(Stored records)

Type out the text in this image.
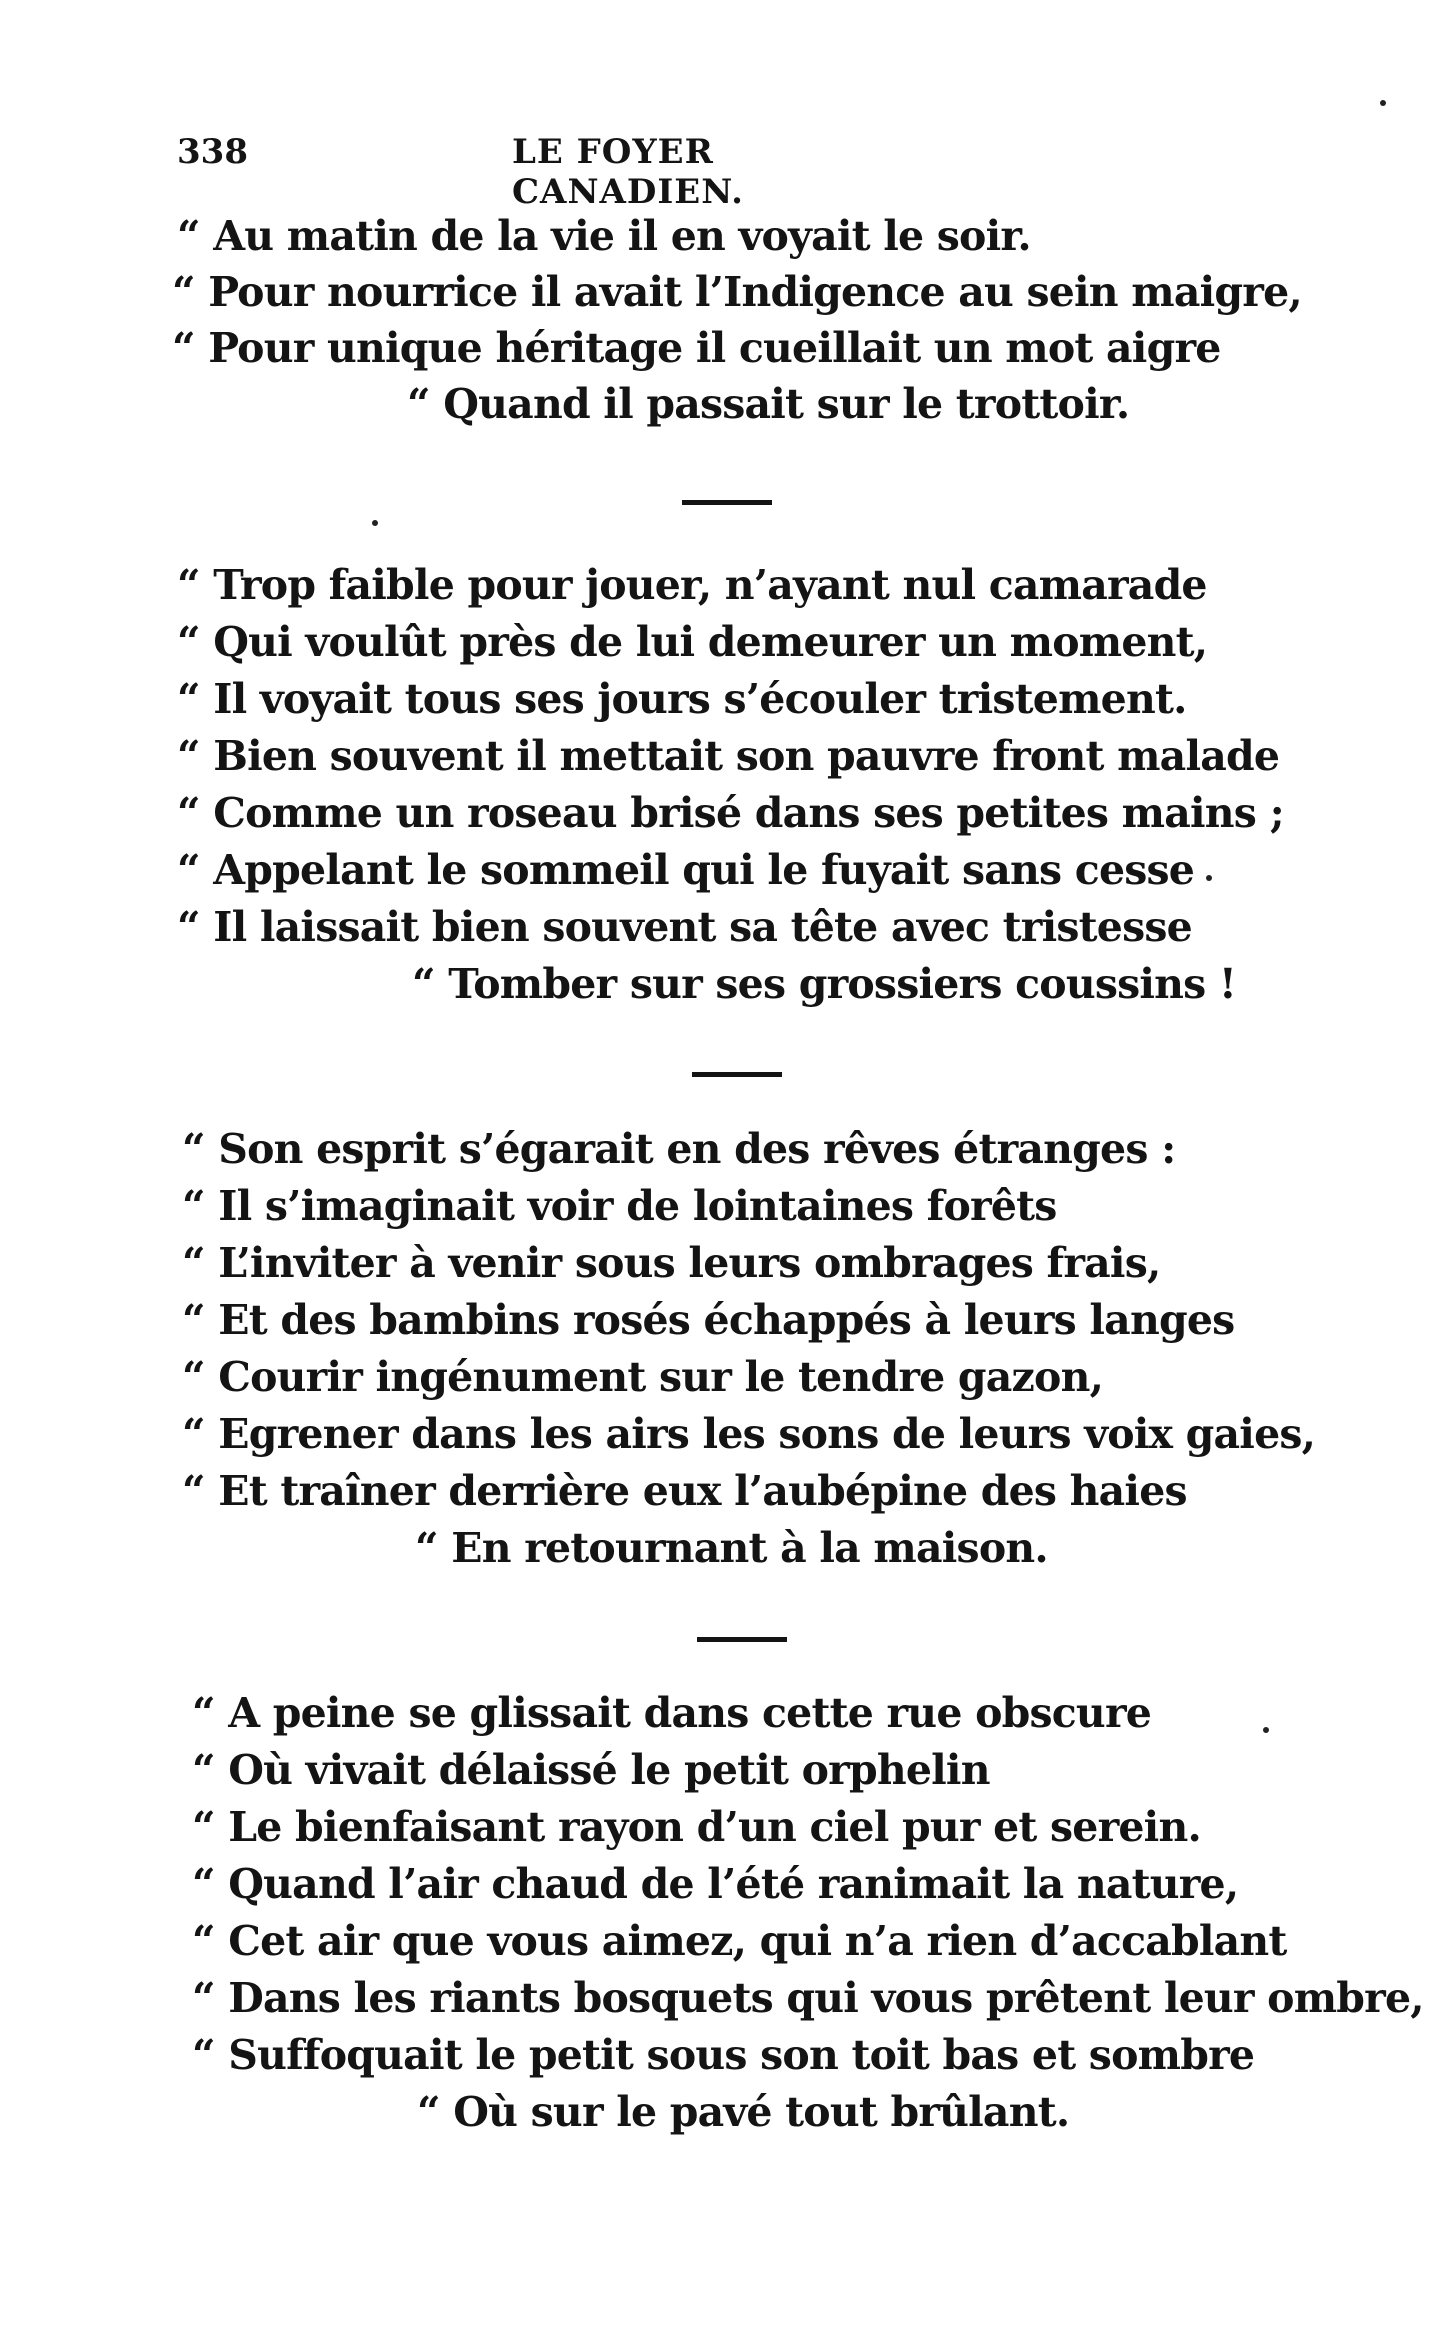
338	LE FOYER CANADIEN.
“ Au matin de la vie il en voyait le soir.
“ Pour nourrice il avait l’Indigence au sein maigre,
“ Pour unique héritage il cueillait un mot aigre
“ Quand il passait sur le trottoir.
“ Trop faible pour jouer, n’ayant nul camarade
“ Qui voulût près de lui demeurer un moment,
“ Il voyait tous ses jours s’écouler tristement.
“ Bien souvent il mettait son pauvre front malade
“ Comme un roseau brisé dans ses petites mains ;
“ Appelant le sommeil qui le fuyait sans cesse
“ Il laissait bien souvent sa tête avec tristesse
“ Tomber sur ses grossiers coussins !
“ Son esprit s’égarait en des rêves étranges :
“ Il s’imaginait voir de lointaines forêts
“ L’inviter à venir sous leurs ombrages frais,
“ Et des bambins rosés échappés à leurs langes
“ Courir ingénument sur le tendre gazon,
“ Egrener dans les airs les sons de leurs voix gaies,
“ Et traîner derrière eux l’aubépine des haies
“ En retournant à la maison.
“ A peine se glissait dans cette rue obscure
“ Où vivait délaissé le petit orphelin
“ Le bienfaisant rayon d’un ciel pur et serein.
“ Quand l’air chaud de l’été ranimait la nature,
“ Cet air que vous aimez, qui n’a rien d’accablant
“ Dans les riants bosquets qui vous prêtent leur ombre,
“ Suffoquait le petit sous son toit bas et sombre
“ Où sur le pavé tout brûlant.
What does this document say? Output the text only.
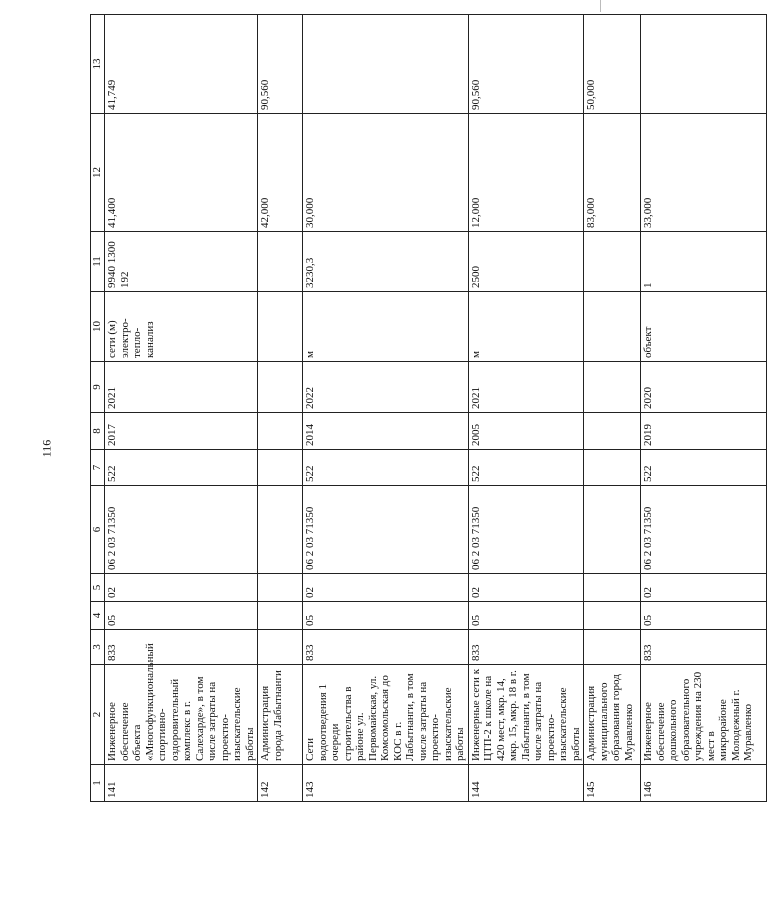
116
1	2	3	4	5	6	7	8	9	10	11	12	13
141	Инженерное обеспечение объекта «Многофункциональный спортивно-оздоровительный комплекс в г. Салехарде», в том числе затраты на проектно-изыскательские работы	833	05	02	06 2 03 71350	522	2017	2021	сети (м) электро- тепло- канализ	9940 1300 192	41,400	41,749
142	Администрация города Лабытнанги										42,000	90,560
143	Сети водоотведения 1 очереди строительства в районе ул. Первомайская, ул. Комсомольская до КОС в г. Лабытнанги, в том числе затраты на проектно-изыскательские работы	833	05	02	06 2 03 71350	522	2014	2022	м	3230,3	30,000	
144	Инженерные сети к ЦТП-2 к школе на 420 мест, мкр. 14, мкр. 15, мкр. 18 в г. Лабытнанги, в том числе затраты на проектно-изыскательские работы	833	05	02	06 2 03 71350	522	2005	2021	м	2500	12,000	90,560
145	Администрация муниципального образования город Муравленко										83,000	50,000
146	Инженерное обеспечение дошкольного образовательного учреждения на 230 мест в микрорайоне Молодежный г. Муравленко	833	05	02	06 2 03 71350	522	2019	2020	объект	1	33,000	
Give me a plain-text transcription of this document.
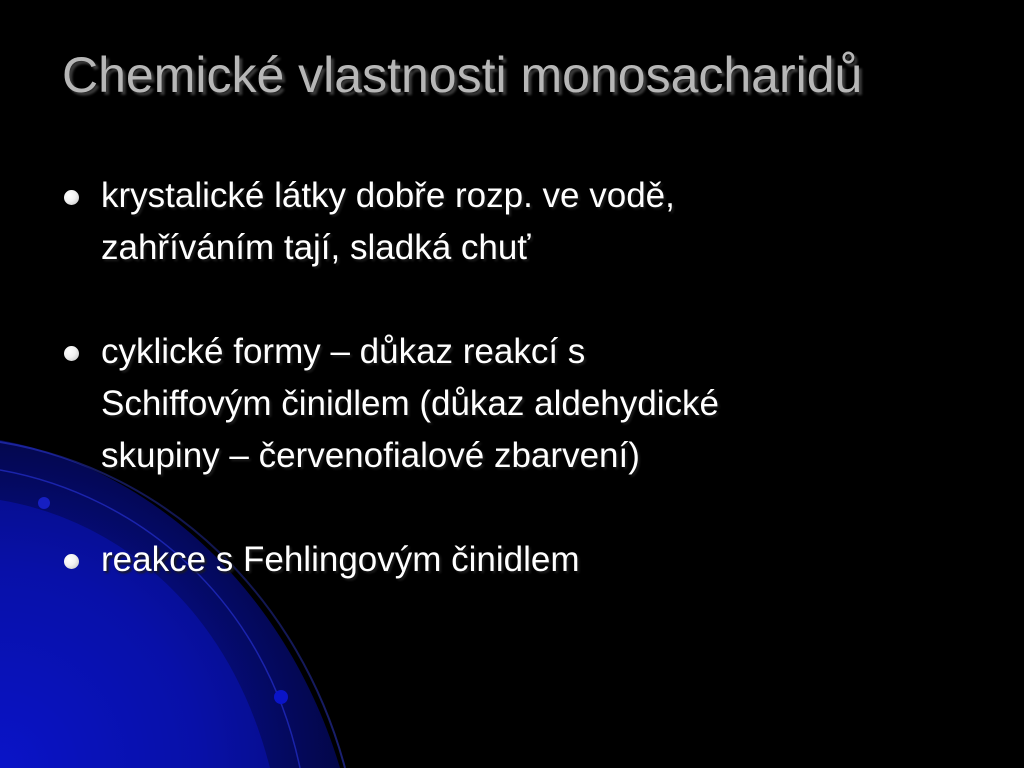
Chemické vlastnosti monosacharidů
krystalické látky dobře rozp. ve vodě,
zahříváním tají, sladká chuť
cyklické formy – důkaz reakcí s
Schiffovým činidlem (důkaz aldehydické
skupiny – červenofialové zbarvení)
reakce s Fehlingovým činidlem
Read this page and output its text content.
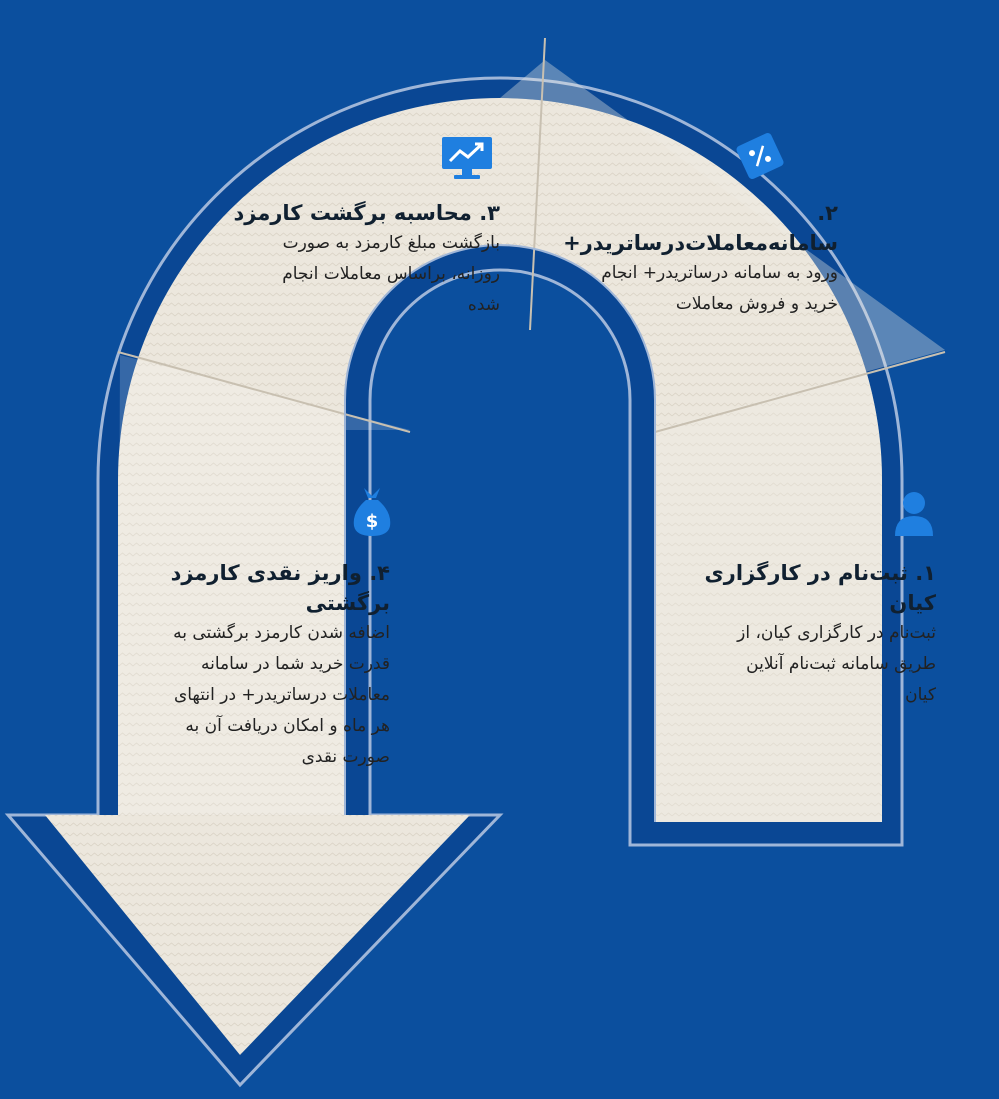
۱. ثبت‌نام در کارگزاری کیان
ثبت‌نام در کارگزاری کیان، از
طریق سامانه ثبت‌نام آنلاین
کیان
۲. سامانه‌معاملات‌درساتریدر+
ورود به سامانه درساتریدر+ انجام
خرید و فروش معاملات
۳. محاسبه برگشت کارمزد
بازگشت مبلغ کارمزد به صورت
روزانه، براساس معاملات انجام
شده
$
۴. واریز نقدی کارمزد
برگشتی
اضافه شدن کارمزد برگشتی به
قدرت خرید شما در سامانه
معاملات درساتریدر+ در انتهای
هر ماه و امکان دریافت آن به
صورت نقدی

EXERCISE OBJECTIVE
Pictures are excluded; output everything else in the data verbatim.

RESULT
Type out the text in this image.
338	LE FOYER CANADIEN.
“ Au matin de la vie il en voyait le soir.
“ Pour nourrice il avait l’Indigence au sein maigre,
“ Pour unique héritage il cueillait un mot aigre
“ Quand il passait sur le trottoir.
“ Trop faible pour jouer, n’ayant nul camarade
“ Qui voulût près de lui demeurer un moment,
“ Il voyait tous ses jours s’écouler tristement.
“ Bien souvent il mettait son pauvre front malade
“ Comme un roseau brisé dans ses petites mains ;
“ Appelant le sommeil qui le fuyait sans cesse
“ Il laissait bien souvent sa tête avec tristesse
“ Tomber sur ses grossiers coussins !
“ Son esprit s’égarait en des rêves étranges :
“ Il s’imaginait voir de lointaines forêts
“ L’inviter à venir sous leurs ombrages frais,
“ Et des bambins rosés échappés à leurs langes
“ Courir ingénument sur le tendre gazon,
“ Egrener dans les airs les sons de leurs voix gaies,
“ Et traîner derrière eux l’aubépine des haies
“ En retournant à la maison.
“ A peine se glissait dans cette rue obscure
“ Où vivait délaissé le petit orphelin
“ Le bienfaisant rayon d’un ciel pur et serein.
“ Quand l’air chaud de l’été ranimait la nature,
“ Cet air que vous aimez, qui n’a rien d’accablant
“ Dans les riants bosquets qui vous prêtent leur ombre,
“ Suffoquait le petit sous son toit bas et sombre
“ Où sur le pavé tout brûlant.
What does this document say? Output the text only.
116
1	2	3	4	5	6	7	8	9	10	11	12	13
141	Инженерное обеспечение объекта «Многофункциональный спортивно-оздоровительный комплекс в г. Салехарде», в том числе затраты на проектно-изыскательские работы	833	05	02	06 2 03 71350	522	2017	2021	сети (м) электро- тепло- канализ	9940 1300 192	41,400	41,749
142	Администрация города Лабытнанги										42,000	90,560
143	Сети водоотведения 1 очереди строительства в районе ул. Первомайская, ул. Комсомольская до КОС в г. Лабытнанги, в том числе затраты на проектно-изыскательские работы	833	05	02	06 2 03 71350	522	2014	2022	м	3230,3	30,000	
144	Инженерные сети к ЦТП-2 к школе на 420 мест, мкр. 14, мкр. 15, мкр. 18 в г. Лабытнанги, в том числе затраты на проектно-изыскательские работы	833	05	02	06 2 03 71350	522	2005	2021	м	2500	12,000	90,560
145	Администрация муниципального образования город Муравленко										83,000	50,000
146	Инженерное обеспечение дошкольного образовательного учреждения на 230 мест в микрорайоне Молодежный г. Муравленко	833	05	02	06 2 03 71350	522	2019	2020	объект	1	33,000	
Give me a plain-text transcription of this document.
Chemické vlastnosti monosacharidů
krystalické látky dobře rozp. ve vodě,
zahříváním tají, sladká chuť
cyklické formy – důkaz reakcí s
Schiffovým činidlem (důkaz aldehydické
skupiny – červenofialové zbarvení)
reakce s Fehlingovým činidlem
Read this page and output its text content.
۱. ثبت‌نام در کارگزاری کیان
ثبت‌نام در کارگزاری کیان، از
طریق سامانه ثبت‌نام آنلاین
کیان
۲. سامانه‌معاملات‌درساتریدر+
ورود به سامانه درساتریدر+ انجام
خرید و فروش معاملات
۳. محاسبه برگشت کارمزد
بازگشت مبلغ کارمزد به صورت
روزانه، براساس معاملات انجام
شده
$
۴. واریز نقدی کارمزد
برگشتی
اضافه شدن کارمزد برگشتی به
قدرت خرید شما در سامانه
معاملات درساتریدر+ در انتهای
هر ماه و امکان دریافت آن به
صورت نقدی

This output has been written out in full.